[Part of a data file]
((

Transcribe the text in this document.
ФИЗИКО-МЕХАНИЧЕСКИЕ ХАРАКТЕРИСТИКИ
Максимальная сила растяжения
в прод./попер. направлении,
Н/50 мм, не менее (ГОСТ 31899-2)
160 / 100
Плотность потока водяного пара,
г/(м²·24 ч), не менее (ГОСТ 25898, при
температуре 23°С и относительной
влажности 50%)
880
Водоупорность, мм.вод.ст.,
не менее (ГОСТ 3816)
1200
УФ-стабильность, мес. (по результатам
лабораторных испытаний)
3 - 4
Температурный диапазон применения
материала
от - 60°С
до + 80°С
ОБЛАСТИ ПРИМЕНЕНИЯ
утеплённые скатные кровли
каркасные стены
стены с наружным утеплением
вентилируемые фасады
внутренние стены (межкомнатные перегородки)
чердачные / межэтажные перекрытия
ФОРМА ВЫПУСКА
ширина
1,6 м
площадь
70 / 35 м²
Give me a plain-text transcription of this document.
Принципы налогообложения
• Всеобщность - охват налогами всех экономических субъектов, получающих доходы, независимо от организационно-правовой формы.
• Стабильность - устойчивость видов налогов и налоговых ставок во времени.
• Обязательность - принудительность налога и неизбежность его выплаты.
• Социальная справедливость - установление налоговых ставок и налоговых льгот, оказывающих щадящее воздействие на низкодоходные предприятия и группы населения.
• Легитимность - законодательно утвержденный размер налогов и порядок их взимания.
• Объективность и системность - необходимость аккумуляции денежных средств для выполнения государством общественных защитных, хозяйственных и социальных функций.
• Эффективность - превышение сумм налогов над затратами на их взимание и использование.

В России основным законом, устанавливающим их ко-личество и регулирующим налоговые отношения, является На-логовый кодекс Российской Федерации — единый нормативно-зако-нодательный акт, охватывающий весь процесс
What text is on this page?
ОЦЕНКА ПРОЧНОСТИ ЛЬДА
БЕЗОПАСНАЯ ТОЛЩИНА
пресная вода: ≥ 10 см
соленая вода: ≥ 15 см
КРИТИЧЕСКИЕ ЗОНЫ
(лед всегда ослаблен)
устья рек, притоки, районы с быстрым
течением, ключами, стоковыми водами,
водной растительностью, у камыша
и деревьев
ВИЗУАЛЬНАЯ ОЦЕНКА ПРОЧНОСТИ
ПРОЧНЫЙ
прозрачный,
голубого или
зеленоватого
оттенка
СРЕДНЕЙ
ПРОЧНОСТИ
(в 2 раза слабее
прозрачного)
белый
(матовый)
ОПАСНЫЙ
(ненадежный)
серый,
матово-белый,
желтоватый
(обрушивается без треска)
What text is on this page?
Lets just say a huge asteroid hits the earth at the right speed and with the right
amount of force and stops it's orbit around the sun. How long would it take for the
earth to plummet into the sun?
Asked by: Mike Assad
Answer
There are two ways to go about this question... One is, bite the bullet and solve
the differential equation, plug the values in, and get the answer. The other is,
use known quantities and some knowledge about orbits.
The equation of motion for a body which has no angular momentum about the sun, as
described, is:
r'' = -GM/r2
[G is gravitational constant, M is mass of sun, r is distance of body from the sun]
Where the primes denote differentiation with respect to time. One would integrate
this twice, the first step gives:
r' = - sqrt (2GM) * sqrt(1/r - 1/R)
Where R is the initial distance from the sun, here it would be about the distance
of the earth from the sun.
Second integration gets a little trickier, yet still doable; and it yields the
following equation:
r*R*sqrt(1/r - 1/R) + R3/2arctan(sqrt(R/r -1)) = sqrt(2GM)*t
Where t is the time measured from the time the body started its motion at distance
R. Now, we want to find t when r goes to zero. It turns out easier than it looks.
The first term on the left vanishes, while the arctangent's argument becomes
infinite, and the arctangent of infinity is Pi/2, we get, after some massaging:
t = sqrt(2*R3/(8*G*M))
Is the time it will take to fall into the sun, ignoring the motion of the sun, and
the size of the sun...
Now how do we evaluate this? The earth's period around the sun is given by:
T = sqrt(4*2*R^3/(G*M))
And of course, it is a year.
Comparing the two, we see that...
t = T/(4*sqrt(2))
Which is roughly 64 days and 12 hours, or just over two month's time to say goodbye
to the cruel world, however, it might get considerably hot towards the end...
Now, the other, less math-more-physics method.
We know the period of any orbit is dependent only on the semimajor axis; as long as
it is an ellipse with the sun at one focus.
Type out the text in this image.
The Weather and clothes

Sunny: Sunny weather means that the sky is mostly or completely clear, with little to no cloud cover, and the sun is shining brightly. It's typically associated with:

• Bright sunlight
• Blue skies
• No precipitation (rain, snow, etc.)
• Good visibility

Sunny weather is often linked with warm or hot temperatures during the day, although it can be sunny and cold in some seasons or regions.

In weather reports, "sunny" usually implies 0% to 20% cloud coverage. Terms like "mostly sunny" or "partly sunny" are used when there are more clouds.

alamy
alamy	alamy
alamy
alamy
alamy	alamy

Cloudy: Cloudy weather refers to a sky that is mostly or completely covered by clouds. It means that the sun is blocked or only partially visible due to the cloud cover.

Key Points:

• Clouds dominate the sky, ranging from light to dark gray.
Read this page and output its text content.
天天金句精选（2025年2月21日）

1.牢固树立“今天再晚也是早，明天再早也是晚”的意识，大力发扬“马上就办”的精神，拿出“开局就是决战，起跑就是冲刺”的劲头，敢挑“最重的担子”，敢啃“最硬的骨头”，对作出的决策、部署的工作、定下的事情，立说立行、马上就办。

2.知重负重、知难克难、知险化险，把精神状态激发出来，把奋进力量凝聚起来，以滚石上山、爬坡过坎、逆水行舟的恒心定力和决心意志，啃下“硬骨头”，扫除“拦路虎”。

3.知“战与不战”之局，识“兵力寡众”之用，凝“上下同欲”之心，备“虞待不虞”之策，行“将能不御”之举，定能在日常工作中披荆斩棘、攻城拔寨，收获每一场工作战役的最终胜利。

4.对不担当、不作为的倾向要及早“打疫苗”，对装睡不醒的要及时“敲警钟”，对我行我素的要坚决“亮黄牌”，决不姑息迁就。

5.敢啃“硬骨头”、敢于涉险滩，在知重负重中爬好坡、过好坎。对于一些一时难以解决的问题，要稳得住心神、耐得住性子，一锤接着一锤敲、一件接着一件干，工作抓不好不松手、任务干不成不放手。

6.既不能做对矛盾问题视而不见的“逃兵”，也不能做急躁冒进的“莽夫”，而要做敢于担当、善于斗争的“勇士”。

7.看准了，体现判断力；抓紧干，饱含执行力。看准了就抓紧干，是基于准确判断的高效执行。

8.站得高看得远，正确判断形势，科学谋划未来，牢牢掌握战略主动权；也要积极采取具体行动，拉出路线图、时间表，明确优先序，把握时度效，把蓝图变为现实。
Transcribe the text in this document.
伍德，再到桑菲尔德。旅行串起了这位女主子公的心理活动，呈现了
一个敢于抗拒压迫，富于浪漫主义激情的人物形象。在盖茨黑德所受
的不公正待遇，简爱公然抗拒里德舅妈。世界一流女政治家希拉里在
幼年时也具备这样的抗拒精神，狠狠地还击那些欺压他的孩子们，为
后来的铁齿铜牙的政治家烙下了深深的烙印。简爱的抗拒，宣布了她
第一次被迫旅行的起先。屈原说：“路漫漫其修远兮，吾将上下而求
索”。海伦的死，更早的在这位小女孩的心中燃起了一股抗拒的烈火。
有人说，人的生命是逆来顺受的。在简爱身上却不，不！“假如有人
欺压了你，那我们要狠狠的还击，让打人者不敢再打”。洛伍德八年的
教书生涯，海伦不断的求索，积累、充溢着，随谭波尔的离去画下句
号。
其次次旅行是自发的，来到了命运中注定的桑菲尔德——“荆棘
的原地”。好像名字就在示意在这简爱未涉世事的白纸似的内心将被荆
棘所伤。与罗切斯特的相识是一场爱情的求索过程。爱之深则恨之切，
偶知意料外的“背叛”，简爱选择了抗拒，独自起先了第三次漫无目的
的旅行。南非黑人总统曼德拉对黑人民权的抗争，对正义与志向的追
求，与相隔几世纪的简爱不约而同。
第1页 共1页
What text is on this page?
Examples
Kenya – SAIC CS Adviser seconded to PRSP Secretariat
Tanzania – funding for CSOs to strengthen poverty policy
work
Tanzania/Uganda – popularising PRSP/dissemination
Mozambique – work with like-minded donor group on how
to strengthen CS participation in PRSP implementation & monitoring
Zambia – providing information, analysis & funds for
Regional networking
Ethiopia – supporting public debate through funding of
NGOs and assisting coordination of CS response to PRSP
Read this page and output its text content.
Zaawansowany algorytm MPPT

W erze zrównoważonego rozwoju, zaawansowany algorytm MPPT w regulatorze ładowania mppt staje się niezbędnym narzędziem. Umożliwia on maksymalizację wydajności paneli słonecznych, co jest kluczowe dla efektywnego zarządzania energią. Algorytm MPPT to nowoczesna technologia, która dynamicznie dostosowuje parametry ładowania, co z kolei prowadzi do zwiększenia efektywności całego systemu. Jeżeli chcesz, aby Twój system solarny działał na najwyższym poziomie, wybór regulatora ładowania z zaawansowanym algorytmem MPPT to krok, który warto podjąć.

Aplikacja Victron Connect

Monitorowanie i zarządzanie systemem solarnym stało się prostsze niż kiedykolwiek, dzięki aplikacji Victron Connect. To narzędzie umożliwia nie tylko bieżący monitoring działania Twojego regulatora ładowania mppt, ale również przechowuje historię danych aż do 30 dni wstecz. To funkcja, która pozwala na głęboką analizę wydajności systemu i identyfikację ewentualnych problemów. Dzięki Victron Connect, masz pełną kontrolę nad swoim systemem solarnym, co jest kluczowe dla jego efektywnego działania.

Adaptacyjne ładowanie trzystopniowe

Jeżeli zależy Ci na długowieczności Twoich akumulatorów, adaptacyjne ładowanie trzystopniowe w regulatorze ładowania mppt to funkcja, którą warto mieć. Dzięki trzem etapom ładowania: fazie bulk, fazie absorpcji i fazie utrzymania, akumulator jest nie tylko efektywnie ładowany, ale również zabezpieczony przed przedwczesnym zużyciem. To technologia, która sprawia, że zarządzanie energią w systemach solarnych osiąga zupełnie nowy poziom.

))

Requirements => Scan the lines for the string "trzystopniowe". Pick out every line that has it.

Reply =>
Adaptacyjne ładowanie trzystopniowe
Jeżeli zależy Ci na długowieczności Twoich akumulatorów, adaptacyjne ładowanie trzystopniowe w regulatorze ładowania mppt to funkcja, którą warto mieć. Dzięki trzem etapom ładowania: fazie bulk, fazie absorpcji i fazie utrzymania, akumulator jest nie tylko efektywnie ładowany, ale również zabezpieczony przed przedwczesnym zużyciem. To technologia, która sprawia, że zarządzanie energią w systemach solarnych osiąga zupełnie nowy poziom.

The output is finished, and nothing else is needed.